(Stored data entries)
- - -

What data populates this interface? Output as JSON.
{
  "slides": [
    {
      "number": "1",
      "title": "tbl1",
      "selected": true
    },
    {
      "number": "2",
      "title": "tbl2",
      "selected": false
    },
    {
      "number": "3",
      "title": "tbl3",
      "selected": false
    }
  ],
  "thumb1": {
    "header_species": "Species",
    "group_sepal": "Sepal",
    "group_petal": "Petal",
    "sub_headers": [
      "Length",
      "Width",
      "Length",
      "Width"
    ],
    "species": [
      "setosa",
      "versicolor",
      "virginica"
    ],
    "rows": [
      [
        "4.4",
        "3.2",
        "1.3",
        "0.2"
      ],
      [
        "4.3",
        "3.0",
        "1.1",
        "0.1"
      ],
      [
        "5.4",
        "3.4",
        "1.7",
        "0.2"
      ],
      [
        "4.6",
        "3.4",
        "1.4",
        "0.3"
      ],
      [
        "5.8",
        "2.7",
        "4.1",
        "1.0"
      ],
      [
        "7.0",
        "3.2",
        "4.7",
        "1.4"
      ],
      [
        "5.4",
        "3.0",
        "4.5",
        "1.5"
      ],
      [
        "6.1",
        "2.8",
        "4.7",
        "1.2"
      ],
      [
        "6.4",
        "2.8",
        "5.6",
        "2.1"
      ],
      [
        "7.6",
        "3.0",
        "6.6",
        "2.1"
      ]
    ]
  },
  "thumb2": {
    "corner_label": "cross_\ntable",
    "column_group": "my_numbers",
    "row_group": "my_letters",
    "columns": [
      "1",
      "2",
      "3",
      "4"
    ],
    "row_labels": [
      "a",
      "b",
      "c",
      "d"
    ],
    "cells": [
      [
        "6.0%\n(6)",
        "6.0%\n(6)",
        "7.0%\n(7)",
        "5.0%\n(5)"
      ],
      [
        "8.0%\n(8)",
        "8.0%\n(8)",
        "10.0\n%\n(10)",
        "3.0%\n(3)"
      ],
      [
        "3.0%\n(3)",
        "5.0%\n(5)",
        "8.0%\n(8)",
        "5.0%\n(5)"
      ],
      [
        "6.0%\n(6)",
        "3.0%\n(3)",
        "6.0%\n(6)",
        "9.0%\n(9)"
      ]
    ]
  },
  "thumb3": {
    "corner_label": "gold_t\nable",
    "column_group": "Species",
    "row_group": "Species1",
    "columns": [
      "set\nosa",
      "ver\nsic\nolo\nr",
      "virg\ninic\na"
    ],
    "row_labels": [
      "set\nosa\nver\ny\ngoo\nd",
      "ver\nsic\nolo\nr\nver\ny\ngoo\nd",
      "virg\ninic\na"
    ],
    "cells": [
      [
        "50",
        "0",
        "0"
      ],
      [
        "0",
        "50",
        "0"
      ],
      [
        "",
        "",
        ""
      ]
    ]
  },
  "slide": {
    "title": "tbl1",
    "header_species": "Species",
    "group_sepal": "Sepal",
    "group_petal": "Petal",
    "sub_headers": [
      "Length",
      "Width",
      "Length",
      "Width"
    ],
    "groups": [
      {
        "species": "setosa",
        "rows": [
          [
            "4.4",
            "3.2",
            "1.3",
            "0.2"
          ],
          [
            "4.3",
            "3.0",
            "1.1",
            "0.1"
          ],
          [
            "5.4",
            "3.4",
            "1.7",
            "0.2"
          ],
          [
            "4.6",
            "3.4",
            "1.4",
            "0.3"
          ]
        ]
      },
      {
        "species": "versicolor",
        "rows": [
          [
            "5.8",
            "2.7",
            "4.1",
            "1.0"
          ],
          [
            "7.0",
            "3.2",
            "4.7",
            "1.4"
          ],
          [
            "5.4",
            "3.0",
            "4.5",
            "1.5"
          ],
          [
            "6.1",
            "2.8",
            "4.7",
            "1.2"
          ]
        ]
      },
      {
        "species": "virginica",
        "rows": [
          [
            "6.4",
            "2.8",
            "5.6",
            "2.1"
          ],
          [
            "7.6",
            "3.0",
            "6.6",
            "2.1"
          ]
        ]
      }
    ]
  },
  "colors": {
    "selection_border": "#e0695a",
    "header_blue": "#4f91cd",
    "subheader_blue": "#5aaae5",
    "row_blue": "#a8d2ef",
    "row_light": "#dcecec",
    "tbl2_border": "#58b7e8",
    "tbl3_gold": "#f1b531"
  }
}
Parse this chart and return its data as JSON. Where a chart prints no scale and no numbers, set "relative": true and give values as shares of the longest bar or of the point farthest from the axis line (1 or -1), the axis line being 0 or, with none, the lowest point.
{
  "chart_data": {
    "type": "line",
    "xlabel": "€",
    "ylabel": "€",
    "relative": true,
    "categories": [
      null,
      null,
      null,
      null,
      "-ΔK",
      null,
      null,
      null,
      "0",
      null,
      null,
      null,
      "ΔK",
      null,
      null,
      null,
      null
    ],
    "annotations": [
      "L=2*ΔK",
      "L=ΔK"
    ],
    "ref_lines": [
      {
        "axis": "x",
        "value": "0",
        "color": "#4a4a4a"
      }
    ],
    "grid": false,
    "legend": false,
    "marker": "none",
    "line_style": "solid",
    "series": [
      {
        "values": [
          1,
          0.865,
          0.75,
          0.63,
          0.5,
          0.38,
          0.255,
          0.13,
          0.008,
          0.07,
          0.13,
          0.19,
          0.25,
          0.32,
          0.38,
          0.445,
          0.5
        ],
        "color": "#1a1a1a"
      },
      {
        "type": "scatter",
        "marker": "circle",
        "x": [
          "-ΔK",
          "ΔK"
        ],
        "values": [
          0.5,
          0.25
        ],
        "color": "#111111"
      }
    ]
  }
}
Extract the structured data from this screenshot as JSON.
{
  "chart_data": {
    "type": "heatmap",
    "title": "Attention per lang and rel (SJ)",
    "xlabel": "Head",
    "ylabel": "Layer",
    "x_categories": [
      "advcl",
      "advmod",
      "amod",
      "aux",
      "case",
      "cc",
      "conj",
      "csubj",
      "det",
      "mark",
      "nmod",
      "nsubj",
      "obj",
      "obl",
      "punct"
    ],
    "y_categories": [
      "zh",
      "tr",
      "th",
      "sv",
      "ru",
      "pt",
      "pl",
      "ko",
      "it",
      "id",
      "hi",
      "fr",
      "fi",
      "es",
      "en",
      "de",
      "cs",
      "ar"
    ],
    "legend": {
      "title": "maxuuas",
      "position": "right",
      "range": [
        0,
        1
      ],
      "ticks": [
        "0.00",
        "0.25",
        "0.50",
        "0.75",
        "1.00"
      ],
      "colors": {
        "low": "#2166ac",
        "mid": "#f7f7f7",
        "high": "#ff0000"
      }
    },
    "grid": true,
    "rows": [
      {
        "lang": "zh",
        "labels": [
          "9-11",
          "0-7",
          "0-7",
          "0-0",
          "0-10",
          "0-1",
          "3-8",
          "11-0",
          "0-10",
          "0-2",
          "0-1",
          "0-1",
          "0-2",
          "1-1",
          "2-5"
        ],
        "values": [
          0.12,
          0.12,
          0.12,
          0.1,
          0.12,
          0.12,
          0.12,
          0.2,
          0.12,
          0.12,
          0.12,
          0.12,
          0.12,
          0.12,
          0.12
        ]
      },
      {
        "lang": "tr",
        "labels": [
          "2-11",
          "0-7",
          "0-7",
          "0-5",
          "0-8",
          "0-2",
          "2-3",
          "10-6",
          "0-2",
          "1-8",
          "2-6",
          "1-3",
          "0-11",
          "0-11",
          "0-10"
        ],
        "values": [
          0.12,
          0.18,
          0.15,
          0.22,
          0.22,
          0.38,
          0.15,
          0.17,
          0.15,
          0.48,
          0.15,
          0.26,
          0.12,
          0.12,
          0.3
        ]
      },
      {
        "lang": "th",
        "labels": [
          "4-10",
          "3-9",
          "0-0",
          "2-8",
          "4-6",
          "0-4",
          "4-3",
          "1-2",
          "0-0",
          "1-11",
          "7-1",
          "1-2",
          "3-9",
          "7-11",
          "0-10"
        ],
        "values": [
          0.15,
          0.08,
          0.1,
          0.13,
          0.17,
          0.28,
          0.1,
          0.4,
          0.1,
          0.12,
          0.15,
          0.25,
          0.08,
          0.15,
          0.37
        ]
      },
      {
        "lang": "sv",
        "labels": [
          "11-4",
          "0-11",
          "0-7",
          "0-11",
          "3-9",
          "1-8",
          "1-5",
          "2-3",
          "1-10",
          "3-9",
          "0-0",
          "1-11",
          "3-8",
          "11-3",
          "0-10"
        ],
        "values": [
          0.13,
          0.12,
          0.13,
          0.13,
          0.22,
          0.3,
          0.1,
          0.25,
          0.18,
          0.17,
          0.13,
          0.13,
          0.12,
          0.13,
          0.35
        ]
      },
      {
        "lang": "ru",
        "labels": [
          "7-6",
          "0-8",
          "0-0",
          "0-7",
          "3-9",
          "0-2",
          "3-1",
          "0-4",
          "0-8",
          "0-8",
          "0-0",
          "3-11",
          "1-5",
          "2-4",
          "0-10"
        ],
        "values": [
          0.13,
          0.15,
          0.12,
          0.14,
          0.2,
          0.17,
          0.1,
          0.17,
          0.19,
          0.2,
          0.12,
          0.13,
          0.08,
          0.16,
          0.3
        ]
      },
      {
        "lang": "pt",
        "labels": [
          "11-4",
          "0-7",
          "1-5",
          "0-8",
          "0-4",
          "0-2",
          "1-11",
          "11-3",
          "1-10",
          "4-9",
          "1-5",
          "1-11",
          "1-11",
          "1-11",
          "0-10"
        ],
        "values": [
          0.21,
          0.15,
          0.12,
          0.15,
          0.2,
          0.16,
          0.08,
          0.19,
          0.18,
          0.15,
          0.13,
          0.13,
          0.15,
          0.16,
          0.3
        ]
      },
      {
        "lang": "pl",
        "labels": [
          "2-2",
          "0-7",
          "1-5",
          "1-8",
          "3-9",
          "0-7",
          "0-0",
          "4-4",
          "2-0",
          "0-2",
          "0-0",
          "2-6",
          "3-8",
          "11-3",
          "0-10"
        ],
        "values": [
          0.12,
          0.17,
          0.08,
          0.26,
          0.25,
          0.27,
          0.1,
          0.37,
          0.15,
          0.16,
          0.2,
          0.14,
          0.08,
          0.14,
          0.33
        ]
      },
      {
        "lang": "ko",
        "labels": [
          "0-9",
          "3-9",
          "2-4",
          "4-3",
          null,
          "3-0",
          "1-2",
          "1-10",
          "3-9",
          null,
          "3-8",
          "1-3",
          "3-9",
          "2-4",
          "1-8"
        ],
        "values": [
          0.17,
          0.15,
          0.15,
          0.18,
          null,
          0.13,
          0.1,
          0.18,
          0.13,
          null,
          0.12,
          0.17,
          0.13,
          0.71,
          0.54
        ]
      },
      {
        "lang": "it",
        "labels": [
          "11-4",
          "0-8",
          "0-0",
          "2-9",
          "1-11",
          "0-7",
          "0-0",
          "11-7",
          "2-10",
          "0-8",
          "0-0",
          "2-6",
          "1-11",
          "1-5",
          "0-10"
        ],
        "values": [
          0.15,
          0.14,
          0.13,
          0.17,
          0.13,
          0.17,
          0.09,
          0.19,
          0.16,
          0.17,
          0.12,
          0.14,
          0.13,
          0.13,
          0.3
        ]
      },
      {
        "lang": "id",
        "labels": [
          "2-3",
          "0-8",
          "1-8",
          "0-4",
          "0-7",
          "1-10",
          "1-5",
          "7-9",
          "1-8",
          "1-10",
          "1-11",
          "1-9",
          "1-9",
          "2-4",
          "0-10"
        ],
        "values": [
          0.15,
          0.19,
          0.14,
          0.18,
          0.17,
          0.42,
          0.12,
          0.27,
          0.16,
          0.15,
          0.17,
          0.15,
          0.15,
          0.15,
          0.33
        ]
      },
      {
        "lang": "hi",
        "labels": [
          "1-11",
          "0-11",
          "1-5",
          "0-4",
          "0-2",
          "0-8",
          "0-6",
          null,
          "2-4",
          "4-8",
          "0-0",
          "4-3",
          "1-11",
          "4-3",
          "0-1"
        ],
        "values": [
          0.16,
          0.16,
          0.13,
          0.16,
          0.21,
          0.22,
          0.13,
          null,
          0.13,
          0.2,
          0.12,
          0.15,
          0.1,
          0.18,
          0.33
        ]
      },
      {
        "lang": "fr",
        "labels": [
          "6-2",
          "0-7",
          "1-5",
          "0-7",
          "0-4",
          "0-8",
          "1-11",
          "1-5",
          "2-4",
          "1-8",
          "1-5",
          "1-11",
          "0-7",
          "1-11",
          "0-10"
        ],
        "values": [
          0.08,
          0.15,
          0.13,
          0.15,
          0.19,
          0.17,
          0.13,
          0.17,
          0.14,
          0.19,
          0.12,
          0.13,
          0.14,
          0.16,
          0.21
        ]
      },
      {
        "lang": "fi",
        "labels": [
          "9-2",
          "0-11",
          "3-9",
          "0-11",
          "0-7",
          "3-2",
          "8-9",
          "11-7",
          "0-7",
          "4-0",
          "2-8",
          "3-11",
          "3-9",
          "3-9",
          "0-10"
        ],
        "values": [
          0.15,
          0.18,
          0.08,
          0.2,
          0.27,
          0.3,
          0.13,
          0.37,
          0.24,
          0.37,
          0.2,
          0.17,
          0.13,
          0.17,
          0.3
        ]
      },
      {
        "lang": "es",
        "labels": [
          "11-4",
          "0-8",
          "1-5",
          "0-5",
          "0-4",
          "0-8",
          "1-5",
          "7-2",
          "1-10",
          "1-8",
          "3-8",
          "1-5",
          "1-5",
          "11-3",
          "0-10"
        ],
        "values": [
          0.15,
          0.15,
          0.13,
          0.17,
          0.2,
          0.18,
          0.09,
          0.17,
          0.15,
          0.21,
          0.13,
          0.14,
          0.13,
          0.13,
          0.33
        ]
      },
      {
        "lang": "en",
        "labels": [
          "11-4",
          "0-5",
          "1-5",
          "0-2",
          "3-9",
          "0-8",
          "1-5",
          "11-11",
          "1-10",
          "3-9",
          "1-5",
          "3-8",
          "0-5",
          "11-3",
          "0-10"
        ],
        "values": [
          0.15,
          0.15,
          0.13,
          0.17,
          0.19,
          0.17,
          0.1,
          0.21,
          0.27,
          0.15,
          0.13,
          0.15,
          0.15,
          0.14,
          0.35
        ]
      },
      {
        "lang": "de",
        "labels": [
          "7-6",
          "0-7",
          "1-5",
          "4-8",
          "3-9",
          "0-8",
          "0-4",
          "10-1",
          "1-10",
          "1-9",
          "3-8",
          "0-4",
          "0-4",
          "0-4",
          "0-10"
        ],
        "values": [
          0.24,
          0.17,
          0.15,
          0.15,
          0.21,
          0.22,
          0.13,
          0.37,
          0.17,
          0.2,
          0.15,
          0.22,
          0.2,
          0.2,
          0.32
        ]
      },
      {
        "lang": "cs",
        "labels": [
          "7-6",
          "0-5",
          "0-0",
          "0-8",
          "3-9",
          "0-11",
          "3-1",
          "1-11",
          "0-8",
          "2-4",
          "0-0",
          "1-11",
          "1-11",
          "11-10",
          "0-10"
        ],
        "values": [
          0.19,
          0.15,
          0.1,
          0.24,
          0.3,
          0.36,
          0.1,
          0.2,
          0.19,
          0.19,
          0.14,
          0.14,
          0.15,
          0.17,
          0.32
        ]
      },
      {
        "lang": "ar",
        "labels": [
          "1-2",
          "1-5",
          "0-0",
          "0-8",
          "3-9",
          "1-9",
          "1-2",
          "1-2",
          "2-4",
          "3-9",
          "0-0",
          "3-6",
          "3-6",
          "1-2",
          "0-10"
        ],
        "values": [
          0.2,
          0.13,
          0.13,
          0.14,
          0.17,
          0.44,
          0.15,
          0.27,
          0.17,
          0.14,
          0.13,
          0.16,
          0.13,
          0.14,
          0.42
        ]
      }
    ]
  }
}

- - -

**Task to complete**
Gather each line holding the string "nolo".

**Solution for this task**
      "ver\nsic\nolo\nr",
      "ver\nsic\nolo\nr\nver\ny\ngoo\nd",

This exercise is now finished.